Ausgangstext
======

Paul Ekman: Gefühle lesen

  • Wärmstens empfehlen möchte ich:
    Paul Ekman: "Gefühle lesen. Wie Sie Emotionen erkennen und richtig interpretieren."


    Ekman ist (Klappentext): "Professor für Psychologie an der University of California in San Francisco und einer der bekanntesten amerikanischen Psychologen. Bahnbrechend waren seine ethnologischen Studien (...) zur Universalität emotionaler Gesichtsausdrücke. (...) Er hat das Facial Action Coding System (FACS) entwickelt - eine umfangreice Sammlung von Texten und Fotografien zu Muskeln, Kombinationen von Muskeln und den resltierenden Gesichtsausdrücken".


    Der amerikanische Titel des Buches "Emotions Revealed. Understanding Faces and Feelings" bringt zum Ausdruck, dass es in dem Werk nicht bloß um Gesichtsausdrücke geht, sondern um Emotionen im Allgemeinen und darin liegt für mich auch die wesentliche Qualität des Buches. Welche Formen von Emotionen git es? Welche Funktionen haben sie? Warum haben sie sich in der Evolution des Menschen als vorteilhaft erwiesen? Wie zeigen sich Emotionen? Wie manifestieren sie sich körperlich, auch jenseits des Gesichtes? Können wir unsere Gefühle kontrollieren, temperieren?


    Das Buch zeigt, wie unglaublich vielfältig unsere emotionale Welt ist. So kann die Basisemotion "Ärger und Zorn" in vielerlei Form auftreten: leichte Verärgerung, rasende Wut, Empörung, Beleidigtsein, Gereiztheit, Erbitterung, Verdruss, ausgewachsener Groll, lang anhaltende Verstimmung, Hass...

======

Einträge zu Layout-Elementen
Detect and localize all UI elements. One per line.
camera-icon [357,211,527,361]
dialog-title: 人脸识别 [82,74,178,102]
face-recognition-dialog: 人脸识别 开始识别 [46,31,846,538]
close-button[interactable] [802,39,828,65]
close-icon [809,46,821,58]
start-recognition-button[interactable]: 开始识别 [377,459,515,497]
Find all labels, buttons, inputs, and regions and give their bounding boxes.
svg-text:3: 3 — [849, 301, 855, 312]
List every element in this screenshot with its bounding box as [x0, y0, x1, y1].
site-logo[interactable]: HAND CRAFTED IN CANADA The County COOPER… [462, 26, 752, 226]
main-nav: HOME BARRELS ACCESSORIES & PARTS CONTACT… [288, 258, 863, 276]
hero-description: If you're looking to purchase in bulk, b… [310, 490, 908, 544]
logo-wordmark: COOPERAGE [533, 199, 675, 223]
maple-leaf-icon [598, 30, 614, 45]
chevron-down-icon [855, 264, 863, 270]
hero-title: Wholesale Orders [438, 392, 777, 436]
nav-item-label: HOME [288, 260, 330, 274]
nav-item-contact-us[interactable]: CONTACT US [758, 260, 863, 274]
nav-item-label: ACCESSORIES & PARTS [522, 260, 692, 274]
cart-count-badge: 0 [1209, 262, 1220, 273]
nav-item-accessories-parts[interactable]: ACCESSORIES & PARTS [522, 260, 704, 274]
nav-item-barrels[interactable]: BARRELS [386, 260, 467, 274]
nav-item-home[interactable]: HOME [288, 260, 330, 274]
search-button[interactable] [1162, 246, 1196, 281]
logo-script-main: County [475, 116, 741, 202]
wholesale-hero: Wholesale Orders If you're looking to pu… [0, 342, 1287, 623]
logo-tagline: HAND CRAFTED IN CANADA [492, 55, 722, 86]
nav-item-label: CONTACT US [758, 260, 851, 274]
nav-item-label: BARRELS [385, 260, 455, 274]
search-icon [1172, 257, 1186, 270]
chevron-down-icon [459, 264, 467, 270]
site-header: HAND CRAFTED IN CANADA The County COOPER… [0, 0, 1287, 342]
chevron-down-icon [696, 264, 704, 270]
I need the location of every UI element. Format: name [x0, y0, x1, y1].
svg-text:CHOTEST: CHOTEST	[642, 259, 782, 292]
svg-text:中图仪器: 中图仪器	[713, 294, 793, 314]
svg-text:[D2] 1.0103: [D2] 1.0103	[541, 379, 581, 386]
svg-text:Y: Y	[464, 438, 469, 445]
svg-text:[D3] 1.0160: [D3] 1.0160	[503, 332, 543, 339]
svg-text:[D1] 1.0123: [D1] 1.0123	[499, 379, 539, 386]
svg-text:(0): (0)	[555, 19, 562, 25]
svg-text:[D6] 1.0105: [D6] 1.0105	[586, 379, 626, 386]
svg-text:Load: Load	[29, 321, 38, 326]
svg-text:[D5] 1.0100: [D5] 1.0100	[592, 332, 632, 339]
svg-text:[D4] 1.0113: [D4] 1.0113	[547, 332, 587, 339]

======

Arbeitsauftrag 1
Wie lautet laut dem Text über Ekmans Buch der amerikanische Titel des Werkes?
Arbeitsauftrag 2
Fass im Text über Ekmans Buch den Absatz, der mit „Der amerikanische Titel des Buches" beginnt, als kurze Liste zusammen.
Arbeitsauftrag 3
Greif den Text über Ekmans Buch auf und schreib ihn nach seinem letzten Satz weiter.

Richtige Antwort 1
„Emotions Revealed. Understanding Faces and Feelings"

Richtige Antwort 2
- Der amerikanische Titel lautet „Emotions Revealed. Understanding Faces and Feelings".
- Er zeigt, dass es nicht nur um Gesichtsausdrücke geht, sondern um Emotionen allgemein.
- Darin liegt laut Text die wesentliche Qualität des Buches.
- Behandelte Fragen: Welche Formen von Emotionen gibt es? Welche Funktionen haben sie? Warum waren sie in der Evolution des Menschen vorteilhaft? Wie zeigen sie sich, auch körperlich jenseits des Gesichts? Können wir Gefühle kontrollieren oder mäßigen?

Richtige Antwort 3
    Impulse für seine Arbeit hat Ekman auch in Gesprächen mit dem Dalai Lama erhalten. Um einen eventuell vorhandenen Automatismus Emotion-Handlung aufzubrechen empfiehlt Ekman eine mentale Methode, die sehr an das Prinzip der buddhistischen Achtsamkeit angelehnt ist. Er nennt das "Acht geben auf die eigenen emotionalen Empfindungen". Ekmans Gespräche mit dem DL haben in einem anderen Buch Niederschlag gefunden: "Gefühl und Mitgefühl. Emotionale Achtsamkeit und der Weg zum seelischen Gleichgewicht".


    Emotionen sind ein wichtiger Teil unserer humanen Ausstattung. Jedem, der sich mit diesem Bereich unseres Geistes eingehender auseinandersetzen möchte, kann ich Ekmans Buch nur wärmstens empfehlen.


    Charlie

    "Es gibt nichts Gutes, außer: man tut es." (Erich Kästner)
    "Dharma books and tapes are valuable, but the true dharma is revealed through our life and practice." (Thich Nhat Hanh)

    Einmal editiert, zuletzt von Onda ()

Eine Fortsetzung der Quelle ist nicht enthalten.